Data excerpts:
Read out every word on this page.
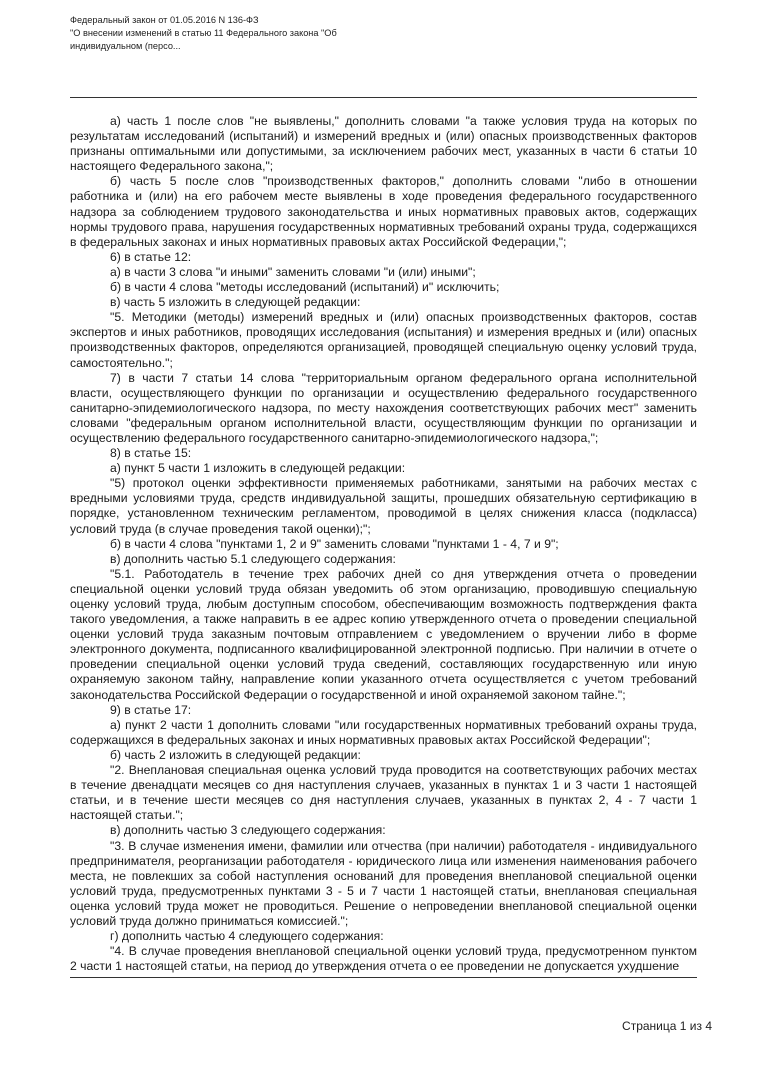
Федеральный закон от 01.05.2016 N 136-ФЗ
"О внесении изменений в статью 11 Федерального закона "Об
индивидуальном (персо...

а) часть 1 после слов "не выявлены," дополнить словами "а также условия труда на которых по результатам исследований (испытаний) и измерений вредных и (или) опасных производственных факторов признаны оптимальными или допустимыми, за исключением рабочих мест, указанных в части 6 статьи 10 настоящего Федерального закона,";

б) часть 5 после слов "производственных факторов," дополнить словами "либо в отношении работника и (или) на его рабочем месте выявлены в ходе проведения федерального государственного надзора за соблюдением трудового законодательства и иных нормативных правовых актов, содержащих нормы трудового права, нарушения государственных нормативных требований охраны труда, содержащихся в федеральных законах и иных нормативных правовых актах Российской Федерации,";

6) в статье 12:

а) в части 3 слова "и иными" заменить словами "и (или) иными";

б) в части 4 слова "методы исследований (испытаний) и" исключить;

в) часть 5 изложить в следующей редакции:

"5. Методики (методы) измерений вредных и (или) опасных производственных факторов, состав экспертов и иных работников, проводящих исследования (испытания) и измерения вредных и (или) опасных производственных факторов, определяются организацией, проводящей специальную оценку условий труда, самостоятельно.";

7) в части 7 статьи 14 слова "территориальным органом федерального органа исполнительной власти, осуществляющего функции по организации и осуществлению федерального государственного санитарно-эпидемиологического надзора, по месту нахождения соответствующих рабочих мест" заменить словами "федеральным органом исполнительной власти, осуществляющим функции по организации и осуществлению федерального государственного санитарно-эпидемиологического надзора,";

8) в статье 15:

а) пункт 5 части 1 изложить в следующей редакции:

"5) протокол оценки эффективности применяемых работниками, занятыми на рабочих местах с вредными условиями труда, средств индивидуальной защиты, прошедших обязательную сертификацию в порядке, установленном техническим регламентом, проводимой в целях снижения класса (подкласса) условий труда (в случае проведения такой оценки);";

б) в части 4 слова "пунктами 1, 2 и 9" заменить словами "пунктами 1 - 4, 7 и 9";

в) дополнить частью 5.1 следующего содержания:

"5.1. Работодатель в течение трех рабочих дней со дня утверждения отчета о проведении специальной оценки условий труда обязан уведомить об этом организацию, проводившую специальную оценку условий труда, любым доступным способом, обеспечивающим возможность подтверждения факта такого уведомления, а также направить в ее адрес копию утвержденного отчета о проведении специальной оценки условий труда заказным почтовым отправлением с уведомлением о вручении либо в форме электронного документа, подписанного квалифицированной электронной подписью. При наличии в отчете о проведении специальной оценки условий труда сведений, составляющих государственную или иную охраняемую законом тайну, направление копии указанного отчета осуществляется с учетом требований законодательства Российской Федерации о государственной и иной охраняемой законом тайне.";

9) в статье 17:

а) пункт 2 части 1 дополнить словами "или государственных нормативных требований охраны труда, содержащихся в федеральных законах и иных нормативных правовых актах Российской Федерации";

б) часть 2 изложить в следующей редакции:

"2. Внеплановая специальная оценка условий труда проводится на соответствующих рабочих местах в течение двенадцати месяцев со дня наступления случаев, указанных в пунктах 1 и 3 части 1 настоящей статьи, и в течение шести месяцев со дня наступления случаев, указанных в пунктах 2, 4 - 7 части 1 настоящей статьи.";

в) дополнить частью 3 следующего содержания:

"3. В случае изменения имени, фамилии или отчества (при наличии) работодателя - индивидуального предпринимателя, реорганизации работодателя - юридического лица или изменения наименования рабочего места, не повлекших за собой наступления оснований для проведения внеплановой специальной оценки условий труда, предусмотренных пунктами 3 - 5 и 7 части 1 настоящей статьи, внеплановая специальная оценка условий труда может не проводиться. Решение о непроведении внеплановой специальной оценки условий труда должно приниматься комиссией.";

г) дополнить частью 4 следующего содержания:

"4. В случае проведения внеплановой специальной оценки условий труда, предусмотренном пунктом 2 части 1 настоящей статьи, на период до утверждения отчета о ее проведении не допускается ухудшение

Страница 1 из 4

GIVEN TASK:
In the data above, count the lines where the word "содержания" appears; reply with the number only.

THE RESPONSE:
3